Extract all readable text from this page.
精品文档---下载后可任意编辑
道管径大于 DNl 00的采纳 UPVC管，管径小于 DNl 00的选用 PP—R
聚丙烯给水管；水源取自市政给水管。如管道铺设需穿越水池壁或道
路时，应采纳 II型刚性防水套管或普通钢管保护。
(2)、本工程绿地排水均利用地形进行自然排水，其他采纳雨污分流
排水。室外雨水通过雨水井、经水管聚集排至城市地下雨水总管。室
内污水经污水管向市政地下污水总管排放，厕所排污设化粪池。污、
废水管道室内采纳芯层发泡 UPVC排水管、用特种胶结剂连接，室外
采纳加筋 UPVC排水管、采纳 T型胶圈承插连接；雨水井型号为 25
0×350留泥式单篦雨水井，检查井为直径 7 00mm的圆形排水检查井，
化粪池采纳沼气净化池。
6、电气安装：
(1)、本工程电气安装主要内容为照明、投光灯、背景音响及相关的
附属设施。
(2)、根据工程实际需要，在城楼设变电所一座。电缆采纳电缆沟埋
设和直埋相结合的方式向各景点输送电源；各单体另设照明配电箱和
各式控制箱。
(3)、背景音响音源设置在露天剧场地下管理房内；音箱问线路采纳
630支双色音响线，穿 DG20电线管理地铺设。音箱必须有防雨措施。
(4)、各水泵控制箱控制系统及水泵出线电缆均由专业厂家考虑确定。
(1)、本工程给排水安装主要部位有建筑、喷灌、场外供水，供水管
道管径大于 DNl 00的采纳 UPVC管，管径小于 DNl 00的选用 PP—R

§ PROBLEM DESCRIPTION
Reproduce the data in its entirety, matching each character.

§ ANSWER TO THIS EXERCISE
Extract all readable text from this page.
精品文档---下载后可任意编辑
道管径大于 DNl 00的采纳 UPVC管，管径小于 DNl 00的选用 PP—R
聚丙烯给水管；水源取自市政给水管。如管道铺设需穿越水池壁或道
路时，应采纳 II型刚性防水套管或普通钢管保护。
(2)、本工程绿地排水均利用地形进行自然排水，其他采纳雨污分流
排水。室外雨水通过雨水井、经水管聚集排至城市地下雨水总管。室
内污水经污水管向市政地下污水总管排放，厕所排污设化粪池。污、
废水管道室内采纳芯层发泡 UPVC排水管、用特种胶结剂连接，室外
采纳加筋 UPVC排水管、采纳 T型胶圈承插连接；雨水井型号为 25
0×350留泥式单篦雨水井，检查井为直径 7 00mm的圆形排水检查井，
化粪池采纳沼气净化池。
6、电气安装：
(1)、本工程电气安装主要内容为照明、投光灯、背景音响及相关的
附属设施。
(2)、根据工程实际需要，在城楼设变电所一座。电缆采纳电缆沟埋
设和直埋相结合的方式向各景点输送电源；各单体另设照明配电箱和
各式控制箱。
(3)、背景音响音源设置在露天剧场地下管理房内；音箱问线路采纳
630支双色音响线，穿 DG20电线管理地铺设。音箱必须有防雨措施。
(4)、各水泵控制箱控制系统及水泵出线电缆均由专业厂家考虑确定。
(1)、本工程给排水安装主要部位有建筑、喷灌、场外供水，供水管
道管径大于 DNl 00的采纳 UPVC管，管径小于 DNl 00的选用 PP—R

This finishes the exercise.